The request: Leave out the pictures; transcribe all else exactly.

Records for this exercise:
•••••

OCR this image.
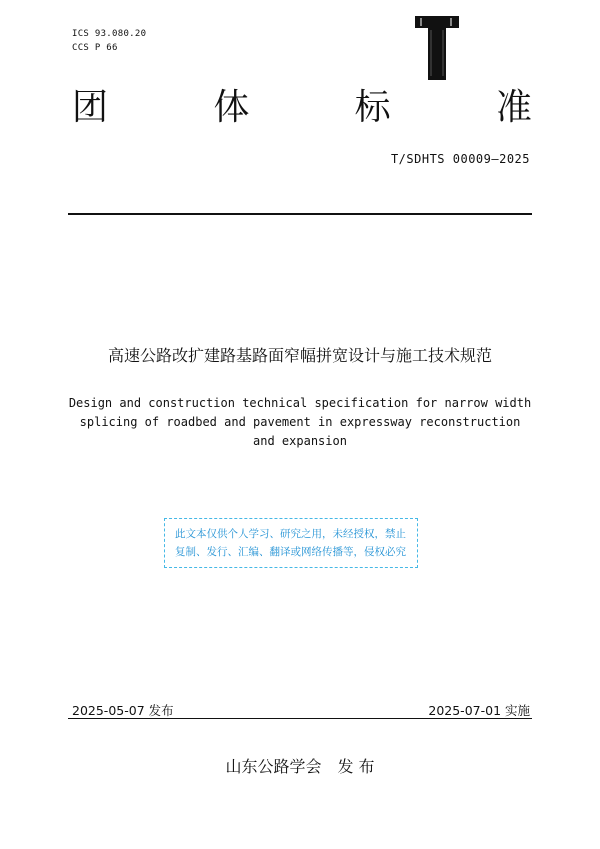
ICS 93.080.20
CCS P 66
团	体	标	准
T/SDHTS 00009—2025
高速公路改扩建路基路面窄幅拼宽设计与施工技术规范
Design and construction technical specification for narrow width
splicing of roadbed and pavement in expressway reconstruction
and expansion
此文本仅供个人学习、研究之用，未经授权，禁止
复制、发行、汇编、翻译或网络传播等，侵权必究
2025-05-07 发布	2025-07-01 实施
山东公路学会 发 布
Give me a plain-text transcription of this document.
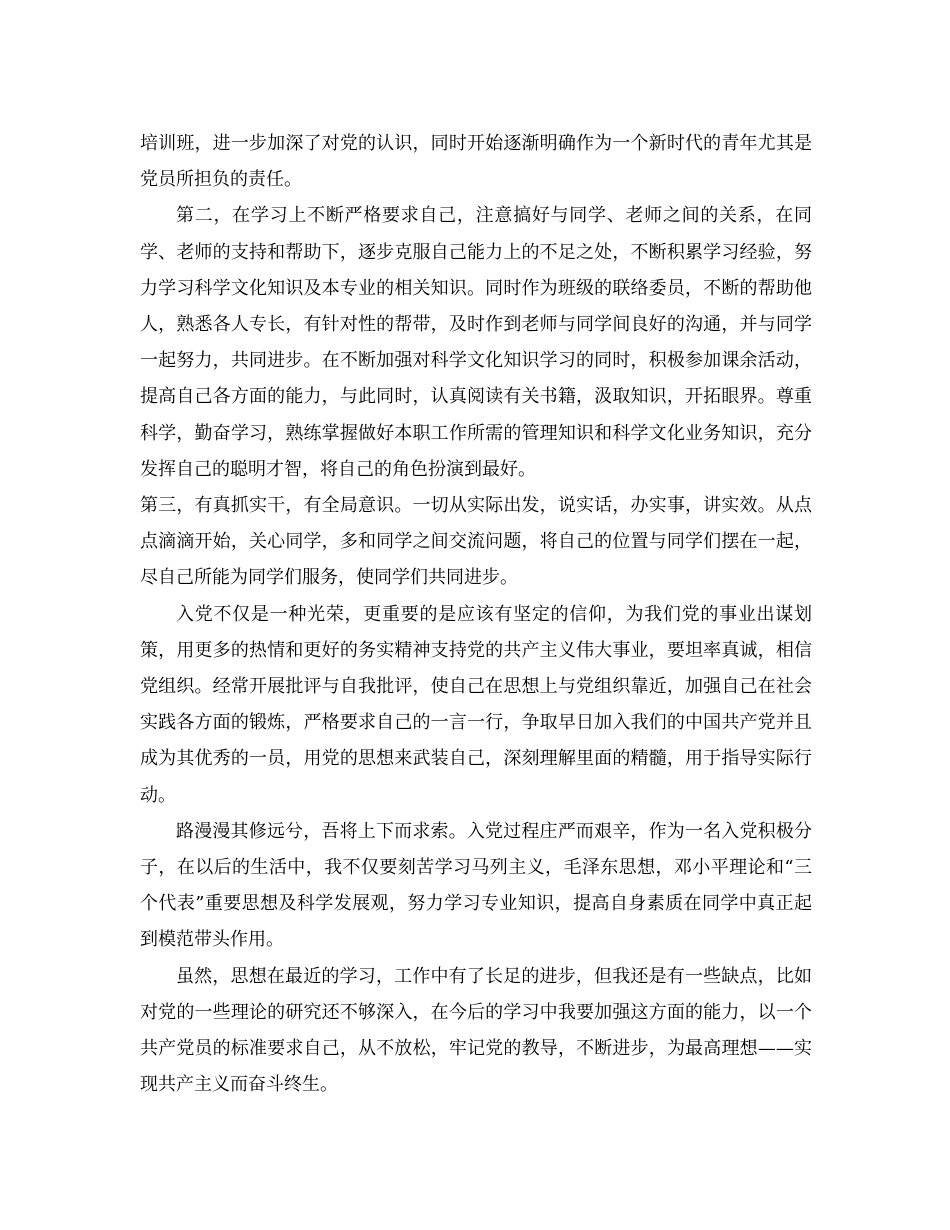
培训班，进一步加深了对党的认识，同时开始逐渐明确作为一个新时代的青年尤其是党员所担负的责任。

第二，在学习上不断严格要求自己，注意搞好与同学、老师之间的关系，在同学、老师的支持和帮助下，逐步克服自己能力上的不足之处，不断积累学习经验，努力学习科学文化知识及本专业的相关知识。同时作为班级的联络委员，不断的帮助他人，熟悉各人专长，有针对性的帮带，及时作到老师与同学间良好的沟通，并与同学一起努力，共同进步。在不断加强对科学文化知识学习的同时，积极参加课余活动，提高自己各方面的能力，与此同时，认真阅读有关书籍，汲取知识，开拓眼界。尊重科学，勤奋学习，熟练掌握做好本职工作所需的管理知识和科学文化业务知识，充分发挥自己的聪明才智，将自己的角色扮演到最好。

第三，有真抓实干，有全局意识。一切从实际出发，说实话，办实事，讲实效。从点点滴滴开始，关心同学，多和同学之间交流问题，将自己的位置与同学们摆在一起，尽自己所能为同学们服务，使同学们共同进步。

入党不仅是一种光荣，更重要的是应该有坚定的信仰，为我们党的事业出谋划策，用更多的热情和更好的务实精神支持党的共产主义伟大事业，要坦率真诚，相信党组织。经常开展批评与自我批评，使自己在思想上与党组织靠近，加强自己在社会实践各方面的锻炼，严格要求自己的一言一行，争取早日加入我们的中国共产党并且成为其优秀的一员，用党的思想来武装自己，深刻理解里面的精髓，用于指导实际行动。

路漫漫其修远兮，吾将上下而求索。入党过程庄严而艰辛，作为一名入党积极分子，在以后的生活中，我不仅要刻苦学习马列主义，毛泽东思想，邓小平理论和“三个代表”重要思想及科学发展观，努力学习专业知识，提高自身素质在同学中真正起到模范带头作用。

虽然，思想在最近的学习，工作中有了长足的进步，但我还是有一些缺点，比如对党的一些理论的研究还不够深入，在今后的学习中我要加强这方面的能力，以一个共产党员的标准要求自己，从不放松，牢记党的教导，不断进步，为最高理想——实现共产主义而奋斗终生。
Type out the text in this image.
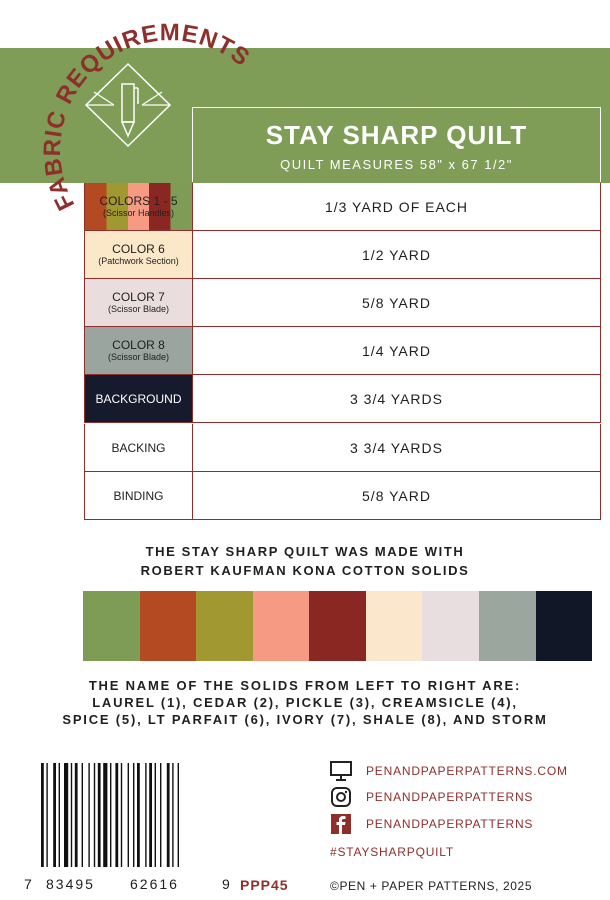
FABRIC REQUIREMENTS
STAY SHARP QUILT
QUILT MEASURES 58" x 67 1/2"
COLORS 1 - 5
(Scissor Handles)	1/3 YARD OF EACH
COLOR 6
(Patchwork Section)	1/2 YARD
COLOR 7
(Scissor Blade)	5/8 YARD
COLOR 8
(Scissor Blade)	1/4 YARD
BACKGROUND	3 3/4 YARDS
BACKING	3 3/4 YARDS
BINDING	5/8 YARD
THE STAY SHARP QUILT WAS MADE WITH
ROBERT KAUFMAN KONA COTTON SOLIDS
THE NAME OF THE SOLIDS FROM LEFT TO RIGHT ARE:
LAUREL (1), CEDAR (2), PICKLE (3), CREAMSICLE (4),
SPICE (5), LT PARFAIT (6), IVORY (7), SHALE (8), AND STORM
7 83495	62616	9 PPP45
PENANDPAPERPATTERNS.COM
PENANDPAPERPATTERNS
PENANDPAPERPATTERNS
#STAYSHARPQUILT
©PEN + PAPER PATTERNS, 2025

•••••

Complete output:
OCR this image.
ICS 93.080.20
CCS P 66
团	体	标	准
T/SDHTS 00009—2025
高速公路改扩建路基路面窄幅拼宽设计与施工技术规范
Design and construction technical specification for narrow width
splicing of roadbed and pavement in expressway reconstruction
and expansion
此文本仅供个人学习、研究之用，未经授权，禁止
复制、发行、汇编、翻译或网络传播等，侵权必究
2025-05-07 发布	2025-07-01 实施
山东公路学会 发 布
Give me a plain-text transcription of this document.
培训班，进一步加深了对党的认识，同时开始逐渐明确作为一个新时代的青年尤其是党员所担负的责任。

第二，在学习上不断严格要求自己，注意搞好与同学、老师之间的关系，在同学、老师的支持和帮助下，逐步克服自己能力上的不足之处，不断积累学习经验，努力学习科学文化知识及本专业的相关知识。同时作为班级的联络委员，不断的帮助他人，熟悉各人专长，有针对性的帮带，及时作到老师与同学间良好的沟通，并与同学一起努力，共同进步。在不断加强对科学文化知识学习的同时，积极参加课余活动，提高自己各方面的能力，与此同时，认真阅读有关书籍，汲取知识，开拓眼界。尊重科学，勤奋学习，熟练掌握做好本职工作所需的管理知识和科学文化业务知识，充分发挥自己的聪明才智，将自己的角色扮演到最好。

第三，有真抓实干，有全局意识。一切从实际出发，说实话，办实事，讲实效。从点点滴滴开始，关心同学，多和同学之间交流问题，将自己的位置与同学们摆在一起，尽自己所能为同学们服务，使同学们共同进步。

入党不仅是一种光荣，更重要的是应该有坚定的信仰，为我们党的事业出谋划策，用更多的热情和更好的务实精神支持党的共产主义伟大事业，要坦率真诚，相信党组织。经常开展批评与自我批评，使自己在思想上与党组织靠近，加强自己在社会实践各方面的锻炼，严格要求自己的一言一行，争取早日加入我们的中国共产党并且成为其优秀的一员，用党的思想来武装自己，深刻理解里面的精髓，用于指导实际行动。

路漫漫其修远兮，吾将上下而求索。入党过程庄严而艰辛，作为一名入党积极分子，在以后的生活中，我不仅要刻苦学习马列主义，毛泽东思想，邓小平理论和“三个代表”重要思想及科学发展观，努力学习专业知识，提高自身素质在同学中真正起到模范带头作用。

虽然，思想在最近的学习，工作中有了长足的进步，但我还是有一些缺点，比如对党的一些理论的研究还不够深入，在今后的学习中我要加强这方面的能力，以一个共产党员的标准要求自己，从不放松，牢记党的教导，不断进步，为最高理想——实现共产主义而奋斗终生。
Type out the text in this image.
FABRIC REQUIREMENTS
STAY SHARP QUILT
QUILT MEASURES 58" x 67 1/2"
COLORS 1 - 5
(Scissor Handles)	1/3 YARD OF EACH
COLOR 6
(Patchwork Section)	1/2 YARD
COLOR 7
(Scissor Blade)	5/8 YARD
COLOR 8
(Scissor Blade)	1/4 YARD
BACKGROUND	3 3/4 YARDS
BACKING	3 3/4 YARDS
BINDING	5/8 YARD
THE STAY SHARP QUILT WAS MADE WITH
ROBERT KAUFMAN KONA COTTON SOLIDS
THE NAME OF THE SOLIDS FROM LEFT TO RIGHT ARE:
LAUREL (1), CEDAR (2), PICKLE (3), CREAMSICLE (4),
SPICE (5), LT PARFAIT (6), IVORY (7), SHALE (8), AND STORM
7 83495	62616	9 PPP45
PENANDPAPERPATTERNS.COM
PENANDPAPERPATTERNS
PENANDPAPERPATTERNS
#STAYSHARPQUILT
©PEN + PAPER PATTERNS, 2025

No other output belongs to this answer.